Stored items
____

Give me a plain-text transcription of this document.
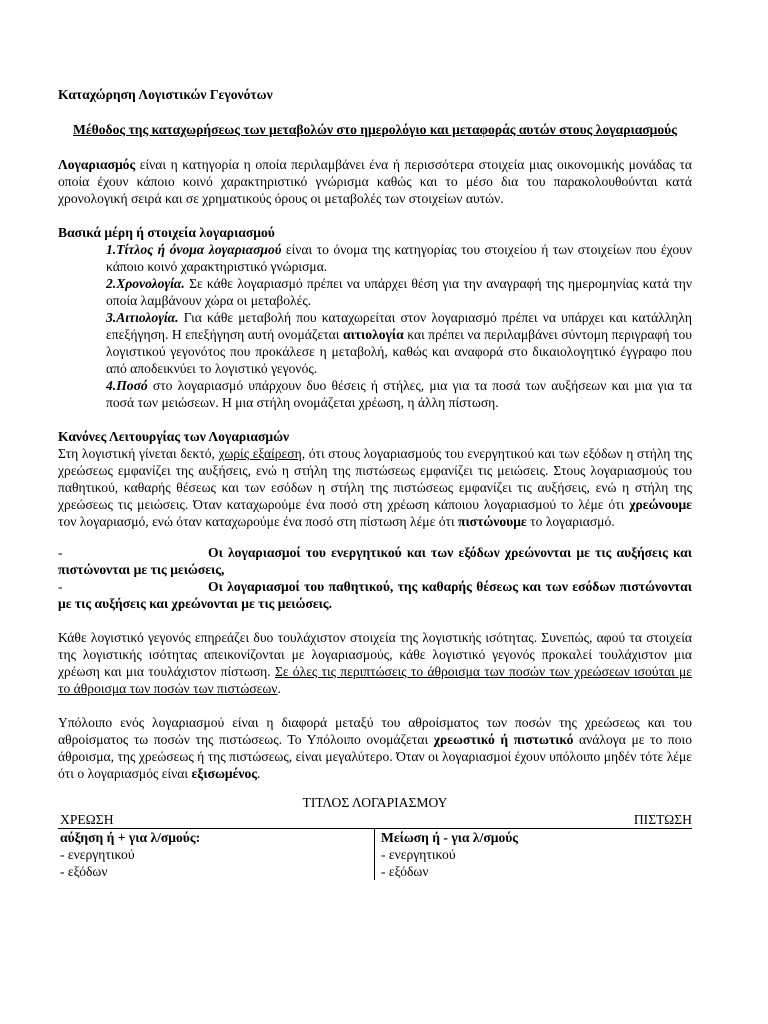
Καταχώρηση Λογιστικών Γεγονότων

Μέθοδος της καταχωρήσεως των μεταβολών στο ημερολόγιο και μεταφοράς αυτών στους λογαριασμούς

Λογαριασμός είναι η κατηγορία η οποία περιλαμβάνει ένα ή περισσότερα στοιχεία μιας οικονομικής μονάδας τα οποία έχουν κάποιο κοινό χαρακτηριστικό γνώρισμα καθώς και το μέσο δια του παρακολουθούνται κατά χρονολογική σειρά και σε χρηματικούς όρους οι μεταβολές των στοιχείων αυτών.

Βασικά μέρη ή στοιχεία λογαριασμού

1.Τίτλος ή όνομα λογαριασμού είναι το όνομα της κατηγορίας του στοιχείου ή των στοιχείων που έχουν κάποιο κοινό χαρακτηριστικό γνώρισμα.

2.Χρονολογία. Σε κάθε λογαριασμό πρέπει να υπάρχει θέση για την αναγραφή της ημερομηνίας κατά την οποία λαμβάνουν χώρα οι μεταβολές.

3.Αιτιολογία. Για κάθε μεταβολή που καταχωρείται στον λογαριασμό πρέπει να υπάρχει και κατάλληλη επεξήγηση. Η επεξήγηση αυτή ονομάζεται αιτιολογία και πρέπει να περιλαμβάνει σύντομη περιγραφή του λογιστικού γεγονότος που προκάλεσε η μεταβολή, καθώς και αναφορά στο δικαιολογητικό έγγραφο που από αποδεικνύει το λογιστικό γεγονός.

4.Ποσό στο λογαριασμό υπάρχουν δυο θέσεις ή στήλες, μια για τα ποσά των αυξήσεων και μια για τα ποσά των μειώσεων. Η μια στήλη ονομάζεται χρέωση, η άλλη πίστωση.

Κανόνες Λειτουργίας των Λογαριασμών

Στη λογιστική γίνεται δεκτό, χωρίς εξαίρεση, ότι στους λογαριασμούς του ενεργητικού και των εξόδων η στήλη της χρεώσεως εμφανίζει της αυξήσεις, ενώ η στήλη της πιστώσεως εμφανίζει τις μειώσεις. Στους λογαριασμούς του παθητικού, καθαρής θέσεως και των εσόδων η στήλη της πιστώσεως εμφανίζει τις αυξήσεις, ενώ η στήλη της χρεώσεως τις μειώσεις. Όταν καταχωρούμε ένα ποσό στη χρέωση κάποιου λογαριασμού το λέμε ότι χρεώνουμε τον λογαριασμό, ενώ όταν καταχωρούμε ένα ποσό στη πίστωση λέμε ότι πιστώνουμε το λογαριασμό.

-	Οι λογαριασμοί του ενεργητικού και των εξόδων χρεώνονται με τις αυξήσεις και πιστώνονται με τις μειώσεις,
-	Οι λογαριασμοί του παθητικού, της καθαρής θέσεως και των εσόδων πιστώνονται με τις αυξήσεις και χρεώνονται με τις μειώσεις.

Κάθε λογιστικό γεγονός επηρεάζει δυο τουλάχιστον στοιχεία της λογιστικής ισότητας. Συνεπώς, αφού τα στοιχεία της λογιστικής ισότητας απεικονίζονται με λογαριασμούς, κάθε λογιστικό γεγονός προκαλεί τουλάχιστον μια χρέωση και μια τουλάχιστον πίστωση. Σε όλες τις περιπτώσεις το άθροισμα των ποσών των χρεώσεων ισούται με το άθροισμα των ποσών των πιστώσεων.

Υπόλοιπο ενός λογαριασμού είναι η διαφορά μεταξύ του αθροίσματος των ποσών της χρεώσεως και του αθροίσματος τω ποσών της πιστώσεως. Το Υπόλοιπο ονομάζεται χρεωστικό ή πιστωτικό ανάλογα με το ποιο άθροισμα, της χρεώσεως ή της πιστώσεως, είναι μεγαλύτερο. Όταν οι λογαριασμοί έχουν υπόλοιπο μηδέν τότε λέμε ότι ο λογαριασμός είναι εξισωμένος.

ΤΙΤΛΟΣ ΛΟΓΑΡΙΑΣΜΟΥ

ΧΡΕΩΣΗ	ΠΙΣΤΩΣΗ
αύξηση ή + για λ/σμούς:
- ενεργητικού
- εξόδων
Μείωση ή - για λ/σμούς
- ενεργητικού
- εξόδων
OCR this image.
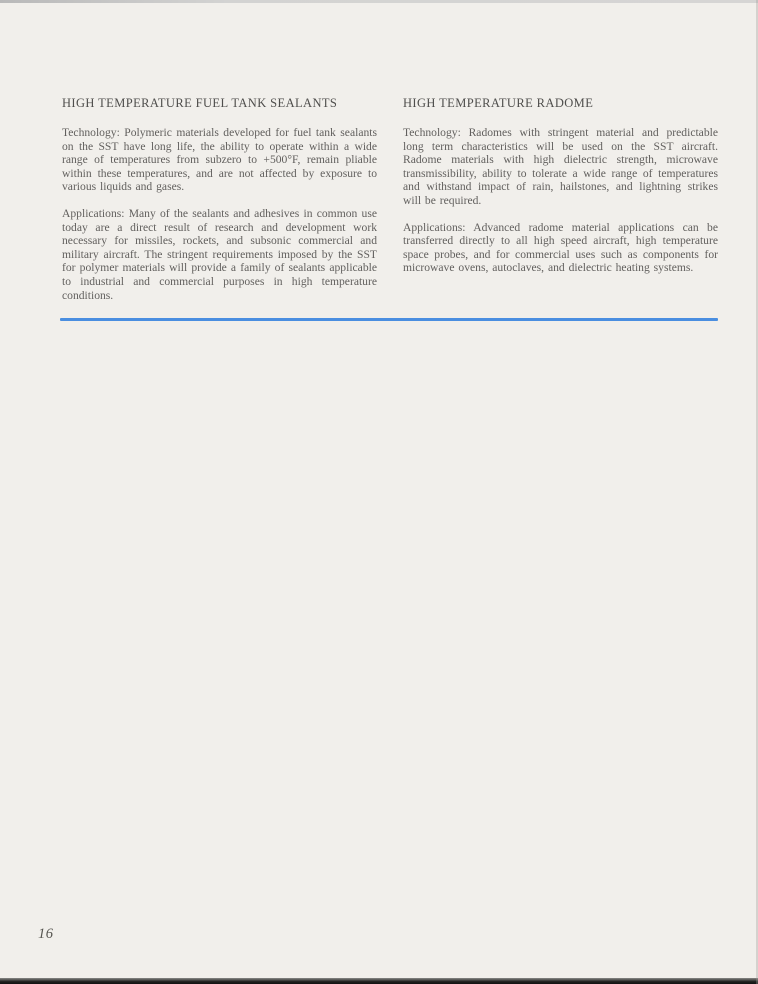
HIGH TEMPERATURE FUEL TANK SEALANTS

Technology: Polymeric materials developed for fuel tank sealants on the SST have long life, the ability to operate within a wide range of temperatures from subzero to +500°F, remain pliable within these temperatures, and are not affected by exposure to various liquids and gases.

Applications: Many of the sealants and adhesives in common use today are a direct result of research and development work necessary for missiles, rockets, and subsonic commercial and military aircraft. The stringent requirements imposed by the SST for polymer materials will provide a family of sealants applicable to industrial and commercial purposes in high temperature conditions.

HIGH TEMPERATURE RADOME

Technology: Radomes with stringent material and predictable long term characteristics will be used on the SST aircraft. Radome materials with high dielectric strength, microwave transmissibility, ability to tolerate a wide range of temperatures and withstand impact of rain, hailstones, and lightning strikes will be required.

Applications: Advanced radome material applications can be transferred directly to all high speed aircraft, high temperature space probes, and for commercial uses such as components for microwave ovens, autoclaves, and dielectric heating systems.

16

____

WORK TO COMPLETE:
Return the entries unchanged, save for the pictures, which do not belong in the copy.

EXPECTED ANSWER:
Give me a plain-text transcription of this document.
Καταχώρηση Λογιστικών Γεγονότων

Μέθοδος της καταχωρήσεως των μεταβολών στο ημερολόγιο και μεταφοράς αυτών στους λογαριασμούς

Λογαριασμός είναι η κατηγορία η οποία περιλαμβάνει ένα ή περισσότερα στοιχεία μιας οικονομικής μονάδας τα οποία έχουν κάποιο κοινό χαρακτηριστικό γνώρισμα καθώς και το μέσο δια του παρακολουθούνται κατά χρονολογική σειρά και σε χρηματικούς όρους οι μεταβολές των στοιχείων αυτών.

Βασικά μέρη ή στοιχεία λογαριασμού

1.Τίτλος ή όνομα λογαριασμού είναι το όνομα της κατηγορίας του στοιχείου ή των στοιχείων που έχουν κάποιο κοινό χαρακτηριστικό γνώρισμα.

2.Χρονολογία. Σε κάθε λογαριασμό πρέπει να υπάρχει θέση για την αναγραφή της ημερομηνίας κατά την οποία λαμβάνουν χώρα οι μεταβολές.

3.Αιτιολογία. Για κάθε μεταβολή που καταχωρείται στον λογαριασμό πρέπει να υπάρχει και κατάλληλη επεξήγηση. Η επεξήγηση αυτή ονομάζεται αιτιολογία και πρέπει να περιλαμβάνει σύντομη περιγραφή του λογιστικού γεγονότος που προκάλεσε η μεταβολή, καθώς και αναφορά στο δικαιολογητικό έγγραφο που από αποδεικνύει το λογιστικό γεγονός.

4.Ποσό στο λογαριασμό υπάρχουν δυο θέσεις ή στήλες, μια για τα ποσά των αυξήσεων και μια για τα ποσά των μειώσεων. Η μια στήλη ονομάζεται χρέωση, η άλλη πίστωση.

Κανόνες Λειτουργίας των Λογαριασμών

Στη λογιστική γίνεται δεκτό, χωρίς εξαίρεση, ότι στους λογαριασμούς του ενεργητικού και των εξόδων η στήλη της χρεώσεως εμφανίζει της αυξήσεις, ενώ η στήλη της πιστώσεως εμφανίζει τις μειώσεις. Στους λογαριασμούς του παθητικού, καθαρής θέσεως και των εσόδων η στήλη της πιστώσεως εμφανίζει τις αυξήσεις, ενώ η στήλη της χρεώσεως τις μειώσεις. Όταν καταχωρούμε ένα ποσό στη χρέωση κάποιου λογαριασμού το λέμε ότι χρεώνουμε τον λογαριασμό, ενώ όταν καταχωρούμε ένα ποσό στη πίστωση λέμε ότι πιστώνουμε το λογαριασμό.

-	Οι λογαριασμοί του ενεργητικού και των εξόδων χρεώνονται με τις αυξήσεις και πιστώνονται με τις μειώσεις,
-	Οι λογαριασμοί του παθητικού, της καθαρής θέσεως και των εσόδων πιστώνονται με τις αυξήσεις και χρεώνονται με τις μειώσεις.

Κάθε λογιστικό γεγονός επηρεάζει δυο τουλάχιστον στοιχεία της λογιστικής ισότητας. Συνεπώς, αφού τα στοιχεία της λογιστικής ισότητας απεικονίζονται με λογαριασμούς, κάθε λογιστικό γεγονός προκαλεί τουλάχιστον μια χρέωση και μια τουλάχιστον πίστωση. Σε όλες τις περιπτώσεις το άθροισμα των ποσών των χρεώσεων ισούται με το άθροισμα των ποσών των πιστώσεων.

Υπόλοιπο ενός λογαριασμού είναι η διαφορά μεταξύ του αθροίσματος των ποσών της χρεώσεως και του αθροίσματος τω ποσών της πιστώσεως. Το Υπόλοιπο ονομάζεται χρεωστικό ή πιστωτικό ανάλογα με το ποιο άθροισμα, της χρεώσεως ή της πιστώσεως, είναι μεγαλύτερο. Όταν οι λογαριασμοί έχουν υπόλοιπο μηδέν τότε λέμε ότι ο λογαριασμός είναι εξισωμένος.

ΤΙΤΛΟΣ ΛΟΓΑΡΙΑΣΜΟΥ

ΧΡΕΩΣΗ	ΠΙΣΤΩΣΗ
αύξηση ή + για λ/σμούς:
- ενεργητικού
- εξόδων
Μείωση ή - για λ/σμούς
- ενεργητικού
- εξόδων
OCR this image.
HIGH TEMPERATURE FUEL TANK SEALANTS

Technology: Polymeric materials developed for fuel tank sealants on the SST have long life, the ability to operate within a wide range of temperatures from subzero to +500°F, remain pliable within these temperatures, and are not affected by exposure to various liquids and gases.

Applications: Many of the sealants and adhesives in common use today are a direct result of research and development work necessary for missiles, rockets, and subsonic commercial and military aircraft. The stringent requirements imposed by the SST for polymer materials will provide a family of sealants applicable to industrial and commercial purposes in high temperature conditions.

HIGH TEMPERATURE RADOME

Technology: Radomes with stringent material and predictable long term characteristics will be used on the SST aircraft. Radome materials with high dielectric strength, microwave transmissibility, ability to tolerate a wide range of temperatures and withstand impact of rain, hailstones, and lightning strikes will be required.

Applications: Advanced radome material applications can be transferred directly to all high speed aircraft, high temperature space probes, and for commercial uses such as components for microwave ovens, autoclaves, and dielectric heating systems.

16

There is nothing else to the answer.